(Given exercise): Report how many lines of these entries hold the string "page"; reply with the number alone.

--- Source material ---

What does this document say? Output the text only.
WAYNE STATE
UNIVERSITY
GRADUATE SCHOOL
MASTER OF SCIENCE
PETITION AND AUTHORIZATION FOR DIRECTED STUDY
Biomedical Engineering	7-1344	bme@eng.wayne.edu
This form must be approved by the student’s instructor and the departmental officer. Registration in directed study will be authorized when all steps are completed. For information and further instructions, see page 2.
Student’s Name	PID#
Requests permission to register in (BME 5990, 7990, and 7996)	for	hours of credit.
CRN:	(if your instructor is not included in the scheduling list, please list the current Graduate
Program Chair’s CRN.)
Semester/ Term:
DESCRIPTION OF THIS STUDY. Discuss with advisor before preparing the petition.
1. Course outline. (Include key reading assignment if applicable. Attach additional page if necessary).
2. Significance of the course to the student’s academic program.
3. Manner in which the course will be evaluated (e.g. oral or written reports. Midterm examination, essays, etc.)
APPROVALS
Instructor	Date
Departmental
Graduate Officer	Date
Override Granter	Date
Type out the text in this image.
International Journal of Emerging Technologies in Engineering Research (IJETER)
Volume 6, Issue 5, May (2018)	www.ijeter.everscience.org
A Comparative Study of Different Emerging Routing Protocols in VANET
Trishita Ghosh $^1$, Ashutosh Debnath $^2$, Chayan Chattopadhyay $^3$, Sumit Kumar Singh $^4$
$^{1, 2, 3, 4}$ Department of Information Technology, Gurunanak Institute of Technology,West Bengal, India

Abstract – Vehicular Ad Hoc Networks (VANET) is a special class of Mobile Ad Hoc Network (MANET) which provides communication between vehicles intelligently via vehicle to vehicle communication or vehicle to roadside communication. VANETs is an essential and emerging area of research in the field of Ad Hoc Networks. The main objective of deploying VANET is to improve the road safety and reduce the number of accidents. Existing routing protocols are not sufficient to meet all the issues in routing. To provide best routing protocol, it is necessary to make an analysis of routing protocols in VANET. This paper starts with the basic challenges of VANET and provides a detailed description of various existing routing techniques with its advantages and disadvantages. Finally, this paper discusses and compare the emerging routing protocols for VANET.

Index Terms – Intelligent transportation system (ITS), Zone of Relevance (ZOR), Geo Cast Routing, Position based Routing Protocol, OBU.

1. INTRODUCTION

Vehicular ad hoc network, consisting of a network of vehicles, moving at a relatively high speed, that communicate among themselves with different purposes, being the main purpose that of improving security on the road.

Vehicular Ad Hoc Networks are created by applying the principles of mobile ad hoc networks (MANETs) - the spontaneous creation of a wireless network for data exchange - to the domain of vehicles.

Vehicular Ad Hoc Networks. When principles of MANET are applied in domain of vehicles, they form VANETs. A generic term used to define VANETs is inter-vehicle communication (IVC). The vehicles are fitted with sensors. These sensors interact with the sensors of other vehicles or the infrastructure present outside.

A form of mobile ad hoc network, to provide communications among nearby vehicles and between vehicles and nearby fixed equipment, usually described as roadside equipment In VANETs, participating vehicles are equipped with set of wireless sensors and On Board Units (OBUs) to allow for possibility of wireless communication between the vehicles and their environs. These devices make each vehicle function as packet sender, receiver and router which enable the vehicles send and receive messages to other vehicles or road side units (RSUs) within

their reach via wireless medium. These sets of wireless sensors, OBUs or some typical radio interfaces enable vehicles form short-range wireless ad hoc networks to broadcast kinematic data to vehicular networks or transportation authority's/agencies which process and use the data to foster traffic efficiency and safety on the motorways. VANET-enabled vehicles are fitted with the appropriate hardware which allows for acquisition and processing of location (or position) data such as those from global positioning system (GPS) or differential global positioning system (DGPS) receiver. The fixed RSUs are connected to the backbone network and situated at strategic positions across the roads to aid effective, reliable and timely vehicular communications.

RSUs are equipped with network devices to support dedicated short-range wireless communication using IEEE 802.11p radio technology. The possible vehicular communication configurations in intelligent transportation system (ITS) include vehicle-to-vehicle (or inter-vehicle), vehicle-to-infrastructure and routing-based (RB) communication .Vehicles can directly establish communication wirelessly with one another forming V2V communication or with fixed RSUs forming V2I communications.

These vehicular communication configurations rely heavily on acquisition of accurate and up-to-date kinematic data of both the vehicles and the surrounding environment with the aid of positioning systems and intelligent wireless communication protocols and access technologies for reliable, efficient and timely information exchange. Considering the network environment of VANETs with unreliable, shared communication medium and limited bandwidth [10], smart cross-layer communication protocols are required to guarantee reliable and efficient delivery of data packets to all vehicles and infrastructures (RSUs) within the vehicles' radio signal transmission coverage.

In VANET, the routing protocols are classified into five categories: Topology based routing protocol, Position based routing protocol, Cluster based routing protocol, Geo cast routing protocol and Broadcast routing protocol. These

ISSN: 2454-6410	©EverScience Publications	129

---
--- Source material ---

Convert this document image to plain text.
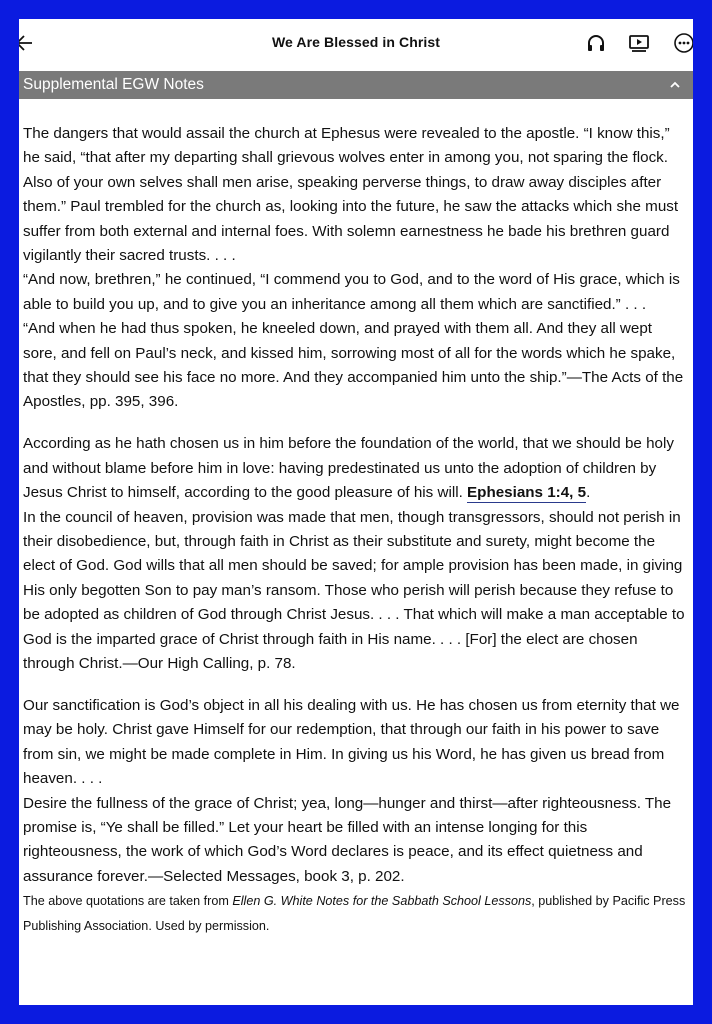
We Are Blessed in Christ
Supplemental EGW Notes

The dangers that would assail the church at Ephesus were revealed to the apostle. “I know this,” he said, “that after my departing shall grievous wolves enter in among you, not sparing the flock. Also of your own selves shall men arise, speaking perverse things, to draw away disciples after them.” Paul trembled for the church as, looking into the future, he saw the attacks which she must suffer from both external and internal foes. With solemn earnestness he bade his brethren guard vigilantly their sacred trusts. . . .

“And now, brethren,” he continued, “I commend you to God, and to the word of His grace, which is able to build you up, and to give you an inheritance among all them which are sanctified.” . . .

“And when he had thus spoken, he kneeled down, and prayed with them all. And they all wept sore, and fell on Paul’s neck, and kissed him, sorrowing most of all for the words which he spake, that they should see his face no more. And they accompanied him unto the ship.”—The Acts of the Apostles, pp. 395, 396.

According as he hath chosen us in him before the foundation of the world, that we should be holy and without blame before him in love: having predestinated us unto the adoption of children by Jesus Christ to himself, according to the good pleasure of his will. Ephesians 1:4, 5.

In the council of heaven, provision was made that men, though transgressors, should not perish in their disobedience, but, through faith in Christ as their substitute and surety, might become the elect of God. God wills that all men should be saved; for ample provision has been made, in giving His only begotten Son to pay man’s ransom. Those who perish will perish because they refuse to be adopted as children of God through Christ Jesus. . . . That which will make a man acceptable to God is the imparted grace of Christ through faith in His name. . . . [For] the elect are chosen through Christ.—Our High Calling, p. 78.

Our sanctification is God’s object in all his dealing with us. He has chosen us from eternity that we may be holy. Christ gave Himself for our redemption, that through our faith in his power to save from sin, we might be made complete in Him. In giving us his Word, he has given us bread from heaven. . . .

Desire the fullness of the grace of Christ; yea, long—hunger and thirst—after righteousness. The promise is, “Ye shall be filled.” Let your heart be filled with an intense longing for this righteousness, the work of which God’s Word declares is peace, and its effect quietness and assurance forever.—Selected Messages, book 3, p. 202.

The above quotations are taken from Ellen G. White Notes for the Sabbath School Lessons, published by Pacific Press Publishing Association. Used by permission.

---

(Written response): 2